» **Task goal**: Print every line of the listing exactly, please.

Stored data
+===+

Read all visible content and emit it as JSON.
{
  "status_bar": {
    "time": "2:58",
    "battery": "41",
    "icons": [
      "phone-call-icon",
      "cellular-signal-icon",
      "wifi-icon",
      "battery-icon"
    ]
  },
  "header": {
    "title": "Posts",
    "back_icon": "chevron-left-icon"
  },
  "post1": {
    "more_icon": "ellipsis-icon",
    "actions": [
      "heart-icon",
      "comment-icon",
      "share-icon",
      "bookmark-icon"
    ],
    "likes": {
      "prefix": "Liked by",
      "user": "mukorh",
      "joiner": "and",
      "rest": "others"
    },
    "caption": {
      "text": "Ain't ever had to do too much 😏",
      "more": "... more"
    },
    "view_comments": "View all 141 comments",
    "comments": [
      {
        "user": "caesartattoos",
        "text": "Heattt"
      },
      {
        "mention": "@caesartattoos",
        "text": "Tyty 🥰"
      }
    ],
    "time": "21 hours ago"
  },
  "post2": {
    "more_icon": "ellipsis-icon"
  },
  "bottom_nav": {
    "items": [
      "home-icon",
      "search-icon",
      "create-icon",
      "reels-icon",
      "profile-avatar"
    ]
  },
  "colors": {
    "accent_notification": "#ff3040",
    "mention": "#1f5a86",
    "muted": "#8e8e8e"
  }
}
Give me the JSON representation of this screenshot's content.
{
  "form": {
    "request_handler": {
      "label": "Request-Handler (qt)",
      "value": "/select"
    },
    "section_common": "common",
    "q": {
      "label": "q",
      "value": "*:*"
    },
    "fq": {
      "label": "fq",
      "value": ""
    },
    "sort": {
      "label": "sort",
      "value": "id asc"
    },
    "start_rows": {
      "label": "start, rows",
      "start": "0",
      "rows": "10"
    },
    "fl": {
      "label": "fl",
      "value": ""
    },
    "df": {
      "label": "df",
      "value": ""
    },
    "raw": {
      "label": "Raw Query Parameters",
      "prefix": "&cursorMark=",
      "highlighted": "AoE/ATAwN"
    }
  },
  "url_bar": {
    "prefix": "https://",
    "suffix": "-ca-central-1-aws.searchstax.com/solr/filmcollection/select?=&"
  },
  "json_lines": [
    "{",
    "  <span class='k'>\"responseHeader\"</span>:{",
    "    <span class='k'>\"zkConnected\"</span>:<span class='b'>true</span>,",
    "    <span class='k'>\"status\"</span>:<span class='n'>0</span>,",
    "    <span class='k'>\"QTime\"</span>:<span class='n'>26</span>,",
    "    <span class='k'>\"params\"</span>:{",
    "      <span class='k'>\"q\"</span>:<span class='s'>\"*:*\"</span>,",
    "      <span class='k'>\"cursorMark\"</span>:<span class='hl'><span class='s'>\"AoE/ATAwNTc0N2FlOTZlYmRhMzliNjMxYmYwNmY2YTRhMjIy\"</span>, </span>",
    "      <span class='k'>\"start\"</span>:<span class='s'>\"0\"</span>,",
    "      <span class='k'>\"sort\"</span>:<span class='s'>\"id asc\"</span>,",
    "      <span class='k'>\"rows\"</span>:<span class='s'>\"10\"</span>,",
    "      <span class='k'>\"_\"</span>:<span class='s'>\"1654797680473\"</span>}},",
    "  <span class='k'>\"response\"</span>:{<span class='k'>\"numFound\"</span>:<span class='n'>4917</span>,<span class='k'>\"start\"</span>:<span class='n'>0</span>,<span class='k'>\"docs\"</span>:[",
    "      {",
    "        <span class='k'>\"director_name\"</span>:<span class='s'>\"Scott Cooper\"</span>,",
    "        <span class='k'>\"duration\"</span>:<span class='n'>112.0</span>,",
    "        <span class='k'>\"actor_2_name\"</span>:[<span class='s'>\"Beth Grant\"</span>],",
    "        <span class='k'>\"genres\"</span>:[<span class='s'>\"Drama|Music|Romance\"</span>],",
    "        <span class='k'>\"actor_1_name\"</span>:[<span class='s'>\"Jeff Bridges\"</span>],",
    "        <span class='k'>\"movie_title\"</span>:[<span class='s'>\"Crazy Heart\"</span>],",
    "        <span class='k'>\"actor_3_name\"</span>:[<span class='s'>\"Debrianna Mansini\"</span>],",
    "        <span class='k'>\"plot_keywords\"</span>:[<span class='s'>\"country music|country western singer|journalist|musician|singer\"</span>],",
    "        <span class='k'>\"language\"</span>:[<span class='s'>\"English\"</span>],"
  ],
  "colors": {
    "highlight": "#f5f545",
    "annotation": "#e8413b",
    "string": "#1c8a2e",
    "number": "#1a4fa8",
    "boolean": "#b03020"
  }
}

+===+

» **Result for this task**:
Read all visible content and emit it as JSON.
{
  "status_bar": {
    "time": "2:58",
    "battery": "41",
    "icons": [
      "phone-call-icon",
      "cellular-signal-icon",
      "wifi-icon",
      "battery-icon"
    ]
  },
  "header": {
    "title": "Posts",
    "back_icon": "chevron-left-icon"
  },
  "post1": {
    "more_icon": "ellipsis-icon",
    "actions": [
      "heart-icon",
      "comment-icon",
      "share-icon",
      "bookmark-icon"
    ],
    "likes": {
      "prefix": "Liked by",
      "user": "mukorh",
      "joiner": "and",
      "rest": "others"
    },
    "caption": {
      "text": "Ain't ever had to do too much 😏",
      "more": "... more"
    },
    "view_comments": "View all 141 comments",
    "comments": [
      {
        "user": "caesartattoos",
        "text": "Heattt"
      },
      {
        "mention": "@caesartattoos",
        "text": "Tyty 🥰"
      }
    ],
    "time": "21 hours ago"
  },
  "post2": {
    "more_icon": "ellipsis-icon"
  },
  "bottom_nav": {
    "items": [
      "home-icon",
      "search-icon",
      "create-icon",
      "reels-icon",
      "profile-avatar"
    ]
  },
  "colors": {
    "accent_notification": "#ff3040",
    "mention": "#1f5a86",
    "muted": "#8e8e8e"
  }
}
Give me the JSON representation of this screenshot's content.
{
  "form": {
    "request_handler": {
      "label": "Request-Handler (qt)",
      "value": "/select"
    },
    "section_common": "common",
    "q": {
      "label": "q",
      "value": "*:*"
    },
    "fq": {
      "label": "fq",
      "value": ""
    },
    "sort": {
      "label": "sort",
      "value": "id asc"
    },
    "start_rows": {
      "label": "start, rows",
      "start": "0",
      "rows": "10"
    },
    "fl": {
      "label": "fl",
      "value": ""
    },
    "df": {
      "label": "df",
      "value": ""
    },
    "raw": {
      "label": "Raw Query Parameters",
      "prefix": "&cursorMark=",
      "highlighted": "AoE/ATAwN"
    }
  },
  "url_bar": {
    "prefix": "https://",
    "suffix": "-ca-central-1-aws.searchstax.com/solr/filmcollection/select?=&"
  },
  "json_lines": [
    "{",
    "  <span class='k'>\"responseHeader\"</span>:{",
    "    <span class='k'>\"zkConnected\"</span>:<span class='b'>true</span>,",
    "    <span class='k'>\"status\"</span>:<span class='n'>0</span>,",
    "    <span class='k'>\"QTime\"</span>:<span class='n'>26</span>,",
    "    <span class='k'>\"params\"</span>:{",
    "      <span class='k'>\"q\"</span>:<span class='s'>\"*:*\"</span>,",
    "      <span class='k'>\"cursorMark\"</span>:<span class='hl'><span class='s'>\"AoE/ATAwNTc0N2FlOTZlYmRhMzliNjMxYmYwNmY2YTRhMjIy\"</span>, </span>",
    "      <span class='k'>\"start\"</span>:<span class='s'>\"0\"</span>,",
    "      <span class='k'>\"sort\"</span>:<span class='s'>\"id asc\"</span>,",
    "      <span class='k'>\"rows\"</span>:<span class='s'>\"10\"</span>,",
    "      <span class='k'>\"_\"</span>:<span class='s'>\"1654797680473\"</span>}},",
    "  <span class='k'>\"response\"</span>:{<span class='k'>\"numFound\"</span>:<span class='n'>4917</span>,<span class='k'>\"start\"</span>:<span class='n'>0</span>,<span class='k'>\"docs\"</span>:[",
    "      {",
    "        <span class='k'>\"director_name\"</span>:<span class='s'>\"Scott Cooper\"</span>,",
    "        <span class='k'>\"duration\"</span>:<span class='n'>112.0</span>,",
    "        <span class='k'>\"actor_2_name\"</span>:[<span class='s'>\"Beth Grant\"</span>],",
    "        <span class='k'>\"genres\"</span>:[<span class='s'>\"Drama|Music|Romance\"</span>],",
    "        <span class='k'>\"actor_1_name\"</span>:[<span class='s'>\"Jeff Bridges\"</span>],",
    "        <span class='k'>\"movie_title\"</span>:[<span class='s'>\"Crazy Heart\"</span>],",
    "        <span class='k'>\"actor_3_name\"</span>:[<span class='s'>\"Debrianna Mansini\"</span>],",
    "        <span class='k'>\"plot_keywords\"</span>:[<span class='s'>\"country music|country western singer|journalist|musician|singer\"</span>],",
    "        <span class='k'>\"language\"</span>:[<span class='s'>\"English\"</span>],"
  ],
  "colors": {
    "highlight": "#f5f545",
    "annotation": "#e8413b",
    "string": "#1c8a2e",
    "number": "#1a4fa8",
    "boolean": "#b03020"
  }
}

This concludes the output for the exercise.